| STATED EXERCISE |
Output the full listing below exactly, without the pictures.

— begin —

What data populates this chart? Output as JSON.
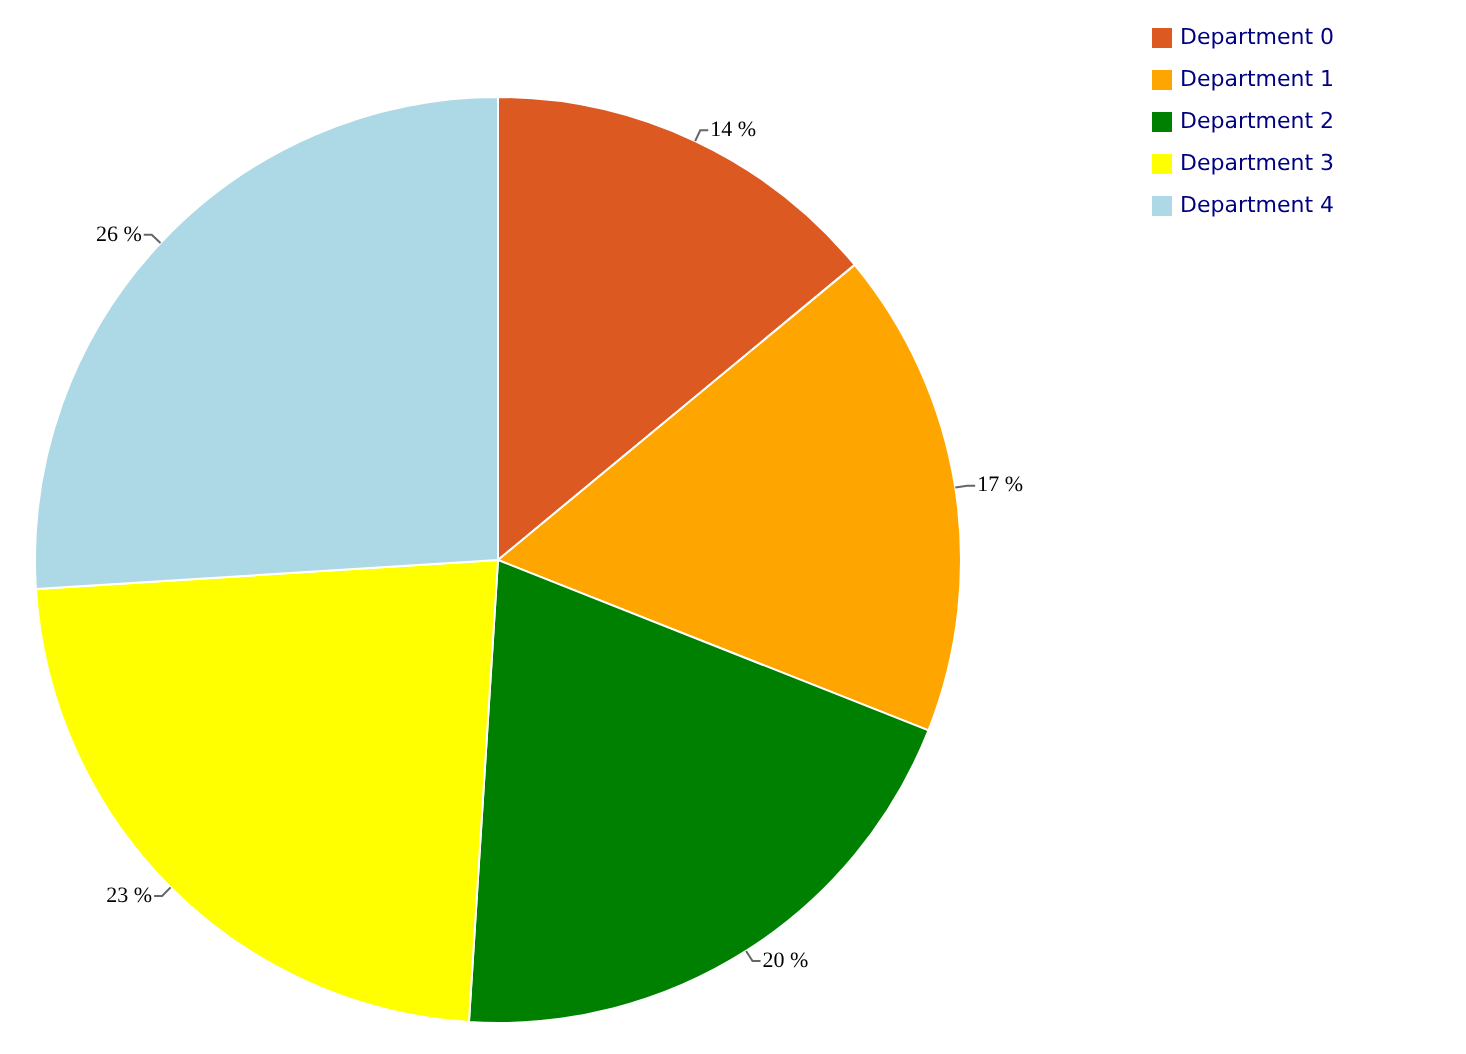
{
  "chart_data": {
    "type": "pie",
    "categories": [
      "Department 0",
      "Department 1",
      "Department 2",
      "Department 3",
      "Department 4"
    ],
    "values": [
      14,
      17,
      20,
      23,
      26
    ],
    "colors": [
      "#dc5a22",
      "#ffa500",
      "#008000",
      "#ffff00",
      "#add8e6"
    ],
    "value_labels": [
      "14 %",
      "17 %",
      "20 %",
      "23 %",
      "26 %"
    ],
    "legend": "top right"
  }
}
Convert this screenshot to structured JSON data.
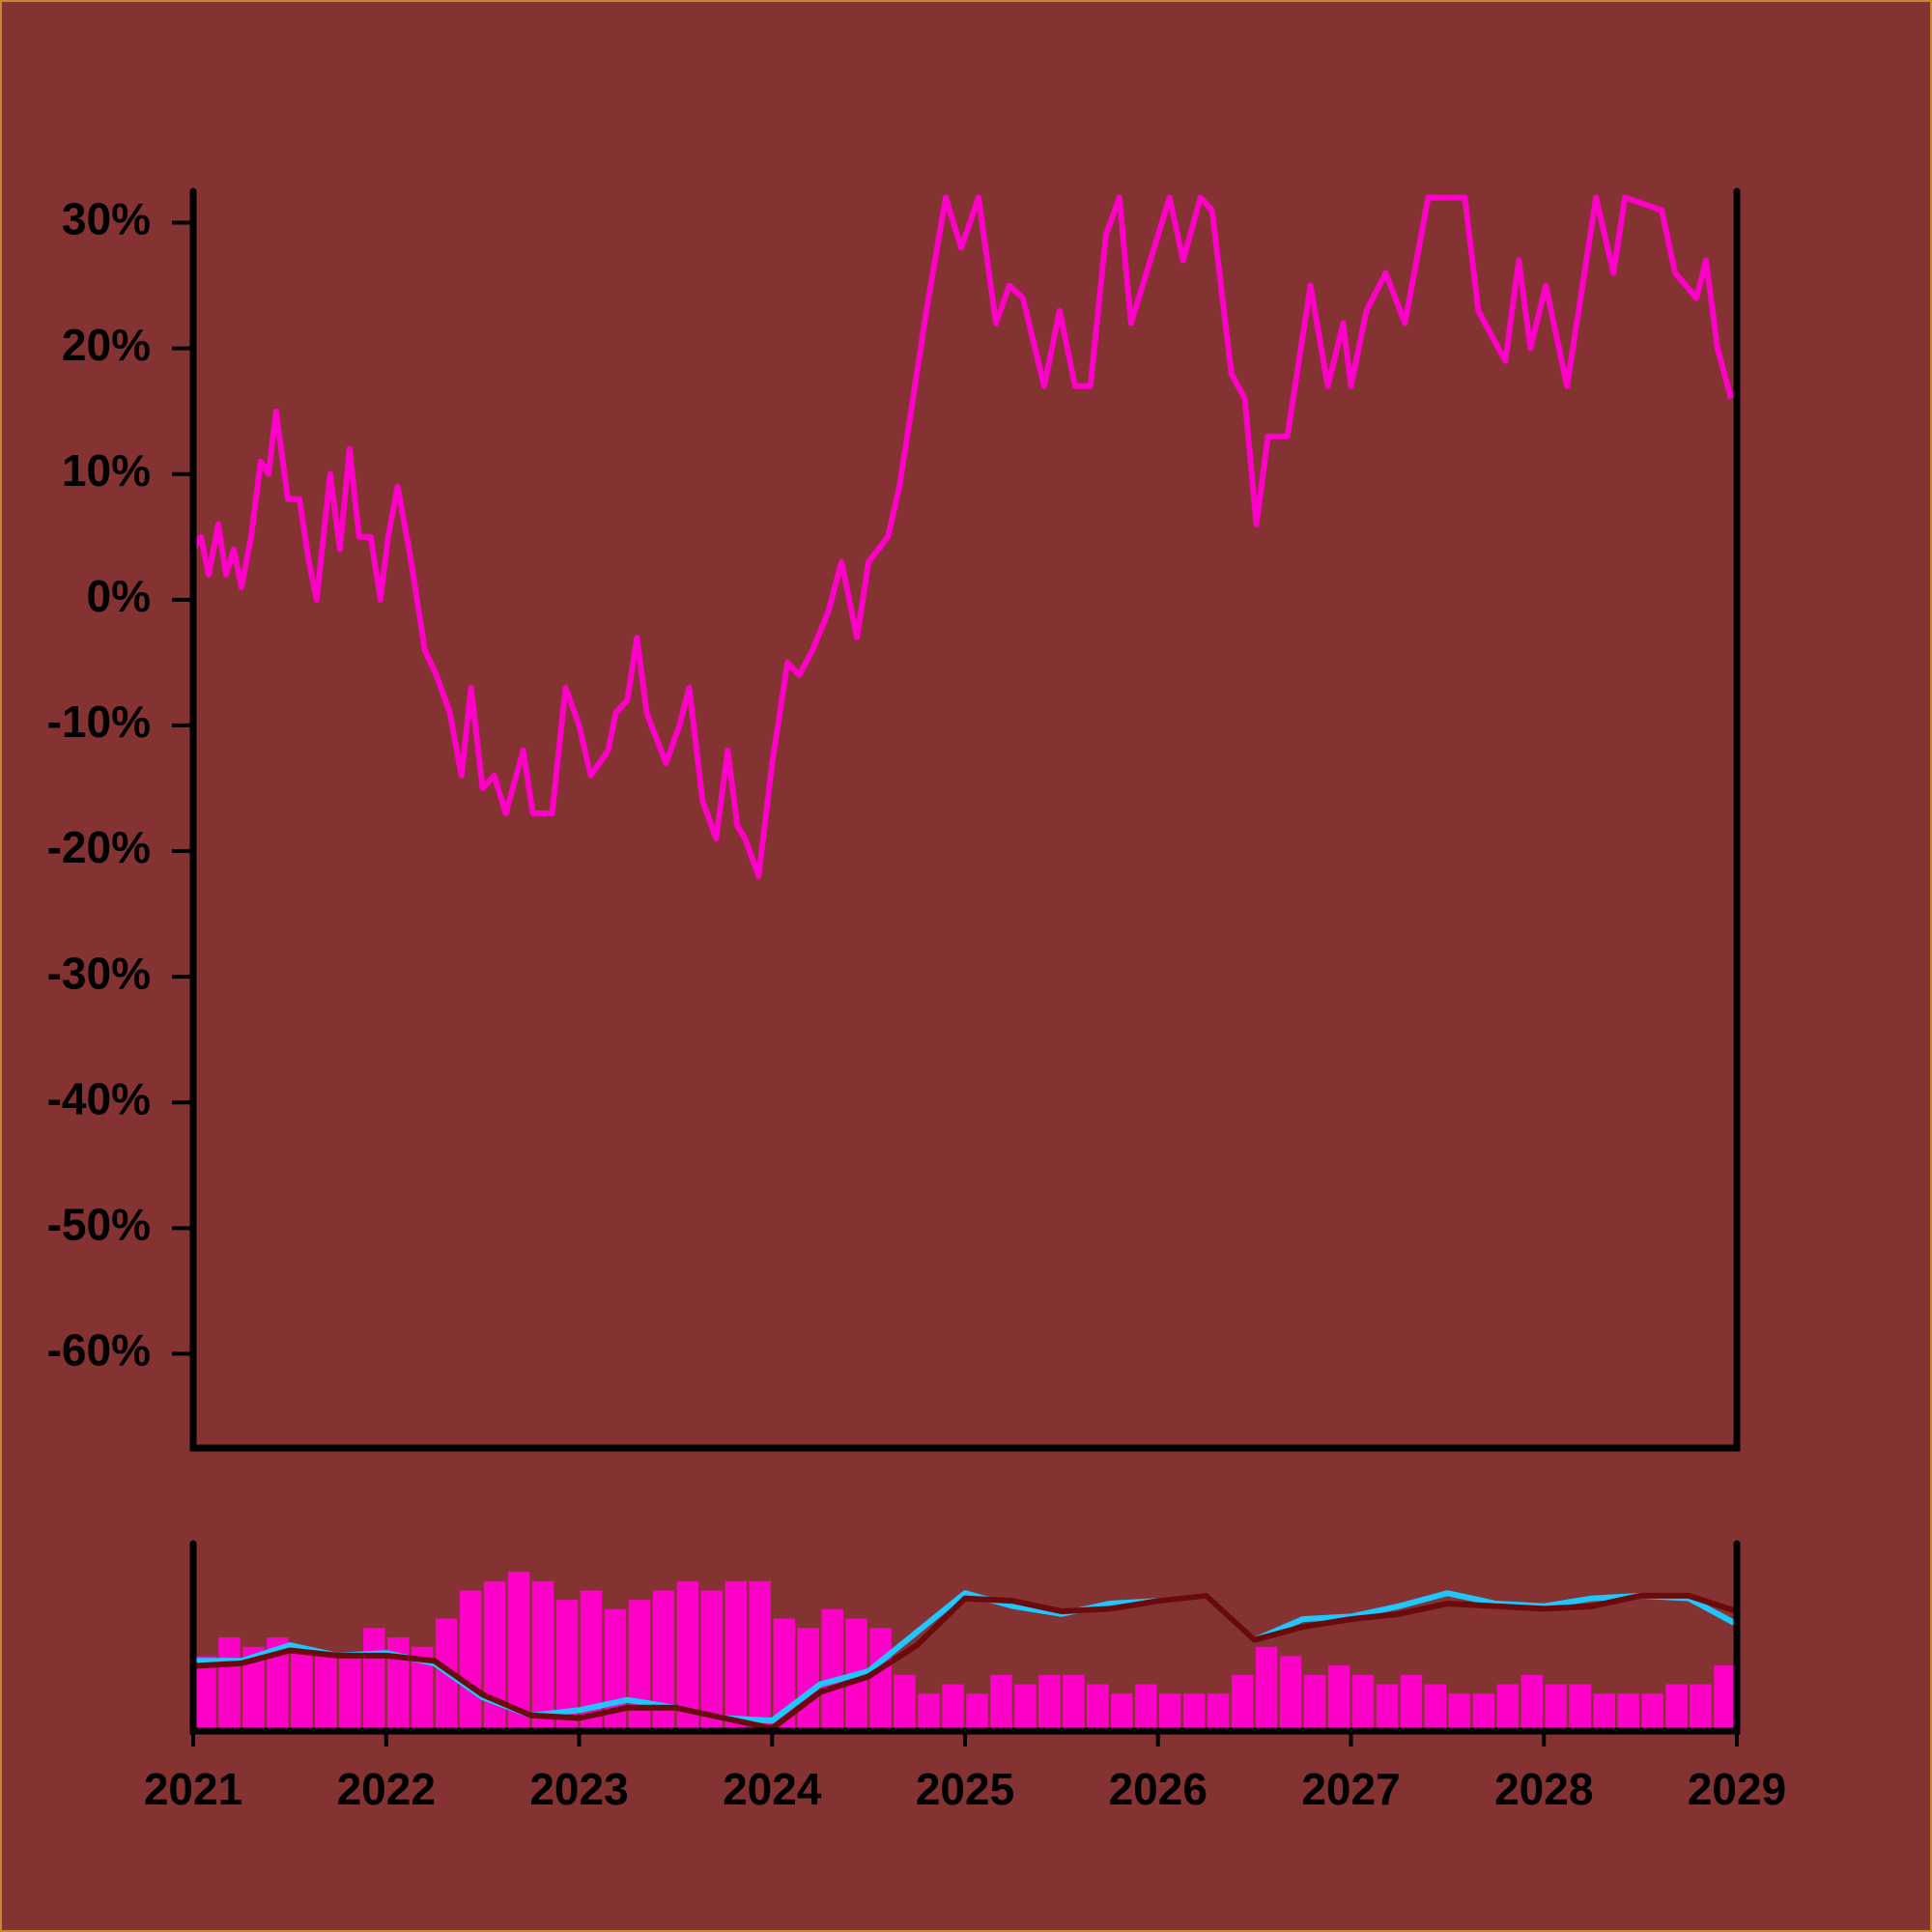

— end —

| SOLUTION TO THE PROBLEM |
What data populates this chart? Output as JSON.
{
  "chart_data": {
    "type": "pie",
    "categories": [
      "Department 0",
      "Department 1",
      "Department 2",
      "Department 3",
      "Department 4"
    ],
    "values": [
      14,
      17,
      20,
      23,
      26
    ],
    "colors": [
      "#dc5a22",
      "#ffa500",
      "#008000",
      "#ffff00",
      "#add8e6"
    ],
    "value_labels": [
      "14 %",
      "17 %",
      "20 %",
      "23 %",
      "26 %"
    ],
    "legend": "top right"
  }
}
Convert this screenshot to structured JSON data.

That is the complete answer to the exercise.